Your objective:
Carry on the post about a delayed ODE that fails in Python with a step of 0.1, writing what comes after its last sentence.

Selection:
========================================
So I have to crunch a ODE with different methods and Δt, but suddenly my function just, stops working with Δt<1.
The ODE is : T(t)'=R*T(t) - K*T(t-δ)
, with R and K constants, decimal and small constants at that.
The first part is crunching with δ=0, so it went smoothly and no issues, but now I'm crunching it with δ=5, and suddenly the ODE just doesn't work. With Δt=1 the program crunches the ODE just fine with Euler's method, but with Δt=.1, it suddenly stops working.
It doesn't crash or anything, but instead of calculating the numbers correctly, it doesn't seem to recognize the δ, or it assumes it as zero, and goes on like that, to the point that the graphic is equal to those generated with δ=0.
I'm working with Numpy and Matplotlib, and here is the code:
r = 0.1
R = 0.1
CeCw = 0.27
γ1 = 1
γ2 = 0.164
α = 0.612
δ = 5
Te0 = 1
tf = 240
Δt2 = np.arange(0, tf+.1, .1)
def d(Te, n):
return R*Te[n] - α*γ1*CeCw*Te[n-δ]
Te2 = np.array([Te0])
for n in range(len(Δt2)-1):
if n*.1<=δ:
Te2 = np.append(Te2, 1)
else:
Te2 = np.append(Te2, Te2[n] + .1*d(Te2, n))
If I change that .1
to simply 1, it suddenly starts working again (albeit, it generates an incorrect graph since it isn't the proper method).
I tried wrapping the numbers with Decimal() and using different functions, but somehow that .1 comes back to delete the δ.
========================================
Layout annotation data:
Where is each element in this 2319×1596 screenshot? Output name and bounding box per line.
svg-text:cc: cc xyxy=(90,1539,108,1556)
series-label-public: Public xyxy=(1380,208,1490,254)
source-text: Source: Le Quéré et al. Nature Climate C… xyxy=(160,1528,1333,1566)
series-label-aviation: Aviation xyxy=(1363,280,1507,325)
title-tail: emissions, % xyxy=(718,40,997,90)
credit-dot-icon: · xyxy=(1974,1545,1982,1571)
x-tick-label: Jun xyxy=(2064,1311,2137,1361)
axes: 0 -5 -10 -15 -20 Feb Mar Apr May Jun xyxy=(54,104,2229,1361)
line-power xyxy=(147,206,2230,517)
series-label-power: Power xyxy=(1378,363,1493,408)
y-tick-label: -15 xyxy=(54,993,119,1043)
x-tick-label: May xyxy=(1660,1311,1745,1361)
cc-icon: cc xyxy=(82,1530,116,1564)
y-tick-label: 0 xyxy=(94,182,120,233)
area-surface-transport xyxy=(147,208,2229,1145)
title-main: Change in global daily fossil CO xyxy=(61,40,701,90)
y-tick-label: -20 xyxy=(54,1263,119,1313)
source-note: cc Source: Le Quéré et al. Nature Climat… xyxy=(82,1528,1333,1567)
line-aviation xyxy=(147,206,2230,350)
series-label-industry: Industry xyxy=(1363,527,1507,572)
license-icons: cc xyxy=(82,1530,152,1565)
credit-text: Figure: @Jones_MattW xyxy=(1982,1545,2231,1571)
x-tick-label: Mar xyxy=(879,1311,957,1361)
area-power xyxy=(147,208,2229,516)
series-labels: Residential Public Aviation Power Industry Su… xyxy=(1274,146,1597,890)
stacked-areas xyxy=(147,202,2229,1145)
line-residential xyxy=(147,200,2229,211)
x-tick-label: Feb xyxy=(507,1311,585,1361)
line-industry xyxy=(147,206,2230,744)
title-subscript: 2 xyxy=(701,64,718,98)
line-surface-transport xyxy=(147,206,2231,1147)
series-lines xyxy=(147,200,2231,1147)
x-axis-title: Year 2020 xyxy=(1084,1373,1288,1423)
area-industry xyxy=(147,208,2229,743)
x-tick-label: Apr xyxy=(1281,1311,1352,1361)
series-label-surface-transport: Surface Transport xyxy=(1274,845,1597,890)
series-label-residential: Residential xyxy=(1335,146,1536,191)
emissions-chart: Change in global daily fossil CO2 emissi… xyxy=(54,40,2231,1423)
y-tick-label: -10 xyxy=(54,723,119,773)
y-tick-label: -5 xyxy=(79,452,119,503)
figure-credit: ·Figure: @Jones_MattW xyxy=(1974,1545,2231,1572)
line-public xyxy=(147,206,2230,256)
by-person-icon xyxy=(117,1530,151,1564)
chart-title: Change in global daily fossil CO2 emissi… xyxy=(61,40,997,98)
========================================
Task result:
EDIT: Moved forward and tried implementing Heun's Method with δ=5, and again, with Δt=.1 or lower, it behaves as if δ=0
This kind of equation is usually called Delay-differential equation and is not an ODE. Specialized solvers usually use an interpolation of sufficiently high error order to get the values at past times.
More specifically to your code, you are not implementing the delay correctly. The delay δ
is a time difference, not an index difference. For the index difference m_δ
you want for your kind of implementation that m_δ*h = δ
. Then use m_δ
to determine the length of the initial segment and the offset in the derivative function.
This could look like
δ = 5
mδ = 50
h = δ/mδ
Te0 = 1
tf = 240
Δt2 = np.arange(0, tf+h, h)
def d(Te, n):
return R*Te[n] - α*γ1*CeCw*Te[n-mδ]
Te2 = np.array(len(Δt2)*[Te0], dtype=float)
for n in range(mδ,len(Δt2)-1):
Te2[n+1] = Te2[n] + h*d(Te2, n)
This then indeed produces an oscillation
The same visual image is obtained using the Heun method with the time loop
for n in range(mδ,len(Δt2)-1):
k1 = d(Te2, n)
Te2[n+1] = Te2[n] + h*k1
k2 = d(Te2, n+1)
Te2[n+1] = Te2[n] + 0.5*h*(k1+k2)
The numerical values differ from the second decimal place on, as is to be expected with first and second order methods and h=0.1
.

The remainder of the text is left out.